- **EXERCISE INSTRUCTIONS**: Reproduce every entry exactly, without alteration.

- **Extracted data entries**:

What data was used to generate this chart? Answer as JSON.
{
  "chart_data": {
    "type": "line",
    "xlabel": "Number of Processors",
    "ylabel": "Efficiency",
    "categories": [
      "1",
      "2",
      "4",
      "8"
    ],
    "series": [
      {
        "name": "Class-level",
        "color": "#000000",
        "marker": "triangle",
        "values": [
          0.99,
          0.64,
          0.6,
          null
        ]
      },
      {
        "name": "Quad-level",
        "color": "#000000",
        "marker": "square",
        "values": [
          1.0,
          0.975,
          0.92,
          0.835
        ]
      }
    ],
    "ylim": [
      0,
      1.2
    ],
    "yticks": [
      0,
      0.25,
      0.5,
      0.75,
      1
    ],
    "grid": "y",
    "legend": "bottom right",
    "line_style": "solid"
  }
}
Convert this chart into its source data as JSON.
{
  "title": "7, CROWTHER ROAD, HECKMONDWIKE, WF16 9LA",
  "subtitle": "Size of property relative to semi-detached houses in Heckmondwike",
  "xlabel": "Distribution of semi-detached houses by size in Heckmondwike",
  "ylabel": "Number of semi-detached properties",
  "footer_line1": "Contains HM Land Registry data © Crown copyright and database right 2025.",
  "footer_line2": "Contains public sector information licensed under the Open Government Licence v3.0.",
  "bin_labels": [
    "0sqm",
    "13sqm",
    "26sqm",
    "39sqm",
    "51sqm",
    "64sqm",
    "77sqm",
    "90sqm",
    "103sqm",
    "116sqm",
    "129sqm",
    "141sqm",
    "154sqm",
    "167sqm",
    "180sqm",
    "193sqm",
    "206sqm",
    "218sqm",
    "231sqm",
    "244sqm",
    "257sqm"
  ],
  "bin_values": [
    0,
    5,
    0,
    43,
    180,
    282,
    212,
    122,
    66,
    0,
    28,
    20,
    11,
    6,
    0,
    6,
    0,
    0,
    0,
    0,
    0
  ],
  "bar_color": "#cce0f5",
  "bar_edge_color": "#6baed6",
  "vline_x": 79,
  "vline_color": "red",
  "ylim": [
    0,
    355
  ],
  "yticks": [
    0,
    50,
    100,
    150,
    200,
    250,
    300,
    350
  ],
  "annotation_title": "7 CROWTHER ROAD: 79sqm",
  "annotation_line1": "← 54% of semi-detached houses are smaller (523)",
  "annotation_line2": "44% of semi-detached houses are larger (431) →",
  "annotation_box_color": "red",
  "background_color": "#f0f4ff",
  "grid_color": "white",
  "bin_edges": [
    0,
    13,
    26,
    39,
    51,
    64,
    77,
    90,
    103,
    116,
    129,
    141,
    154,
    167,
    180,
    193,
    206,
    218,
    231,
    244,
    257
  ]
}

- **EXERCISE OUTPUT**:
What data was used to generate this chart? Answer as JSON.
{
  "chart_data": {
    "type": "line",
    "xlabel": "Number of Processors",
    "ylabel": "Efficiency",
    "categories": [
      "1",
      "2",
      "4",
      "8"
    ],
    "series": [
      {
        "name": "Class-level",
        "color": "#000000",
        "marker": "triangle",
        "values": [
          0.99,
          0.64,
          0.6,
          null
        ]
      },
      {
        "name": "Quad-level",
        "color": "#000000",
        "marker": "square",
        "values": [
          1.0,
          0.975,
          0.92,
          0.835
        ]
      }
    ],
    "ylim": [
      0,
      1.2
    ],
    "yticks": [
      0,
      0.25,
      0.5,
      0.75,
      1
    ],
    "grid": "y",
    "legend": "bottom right",
    "line_style": "solid"
  }
}
Convert this chart into its source data as JSON.
{
  "title": "7, CROWTHER ROAD, HECKMONDWIKE, WF16 9LA",
  "subtitle": "Size of property relative to semi-detached houses in Heckmondwike",
  "xlabel": "Distribution of semi-detached houses by size in Heckmondwike",
  "ylabel": "Number of semi-detached properties",
  "footer_line1": "Contains HM Land Registry data © Crown copyright and database right 2025.",
  "footer_line2": "Contains public sector information licensed under the Open Government Licence v3.0.",
  "bin_labels": [
    "0sqm",
    "13sqm",
    "26sqm",
    "39sqm",
    "51sqm",
    "64sqm",
    "77sqm",
    "90sqm",
    "103sqm",
    "116sqm",
    "129sqm",
    "141sqm",
    "154sqm",
    "167sqm",
    "180sqm",
    "193sqm",
    "206sqm",
    "218sqm",
    "231sqm",
    "244sqm",
    "257sqm"
  ],
  "bin_values": [
    0,
    5,
    0,
    43,
    180,
    282,
    212,
    122,
    66,
    0,
    28,
    20,
    11,
    6,
    0,
    6,
    0,
    0,
    0,
    0,
    0
  ],
  "bar_color": "#cce0f5",
  "bar_edge_color": "#6baed6",
  "vline_x": 79,
  "vline_color": "red",
  "ylim": [
    0,
    355
  ],
  "yticks": [
    0,
    50,
    100,
    150,
    200,
    250,
    300,
    350
  ],
  "annotation_title": "7 CROWTHER ROAD: 79sqm",
  "annotation_line1": "← 54% of semi-detached houses are smaller (523)",
  "annotation_line2": "44% of semi-detached houses are larger (431) →",
  "annotation_box_color": "red",
  "background_color": "#f0f4ff",
  "grid_color": "white",
  "bin_edges": [
    0,
    13,
    26,
    39,
    51,
    64,
    77,
    90,
    103,
    116,
    129,
    141,
    154,
    167,
    180,
    193,
    206,
    218,
    231,
    244,
    257
  ]
}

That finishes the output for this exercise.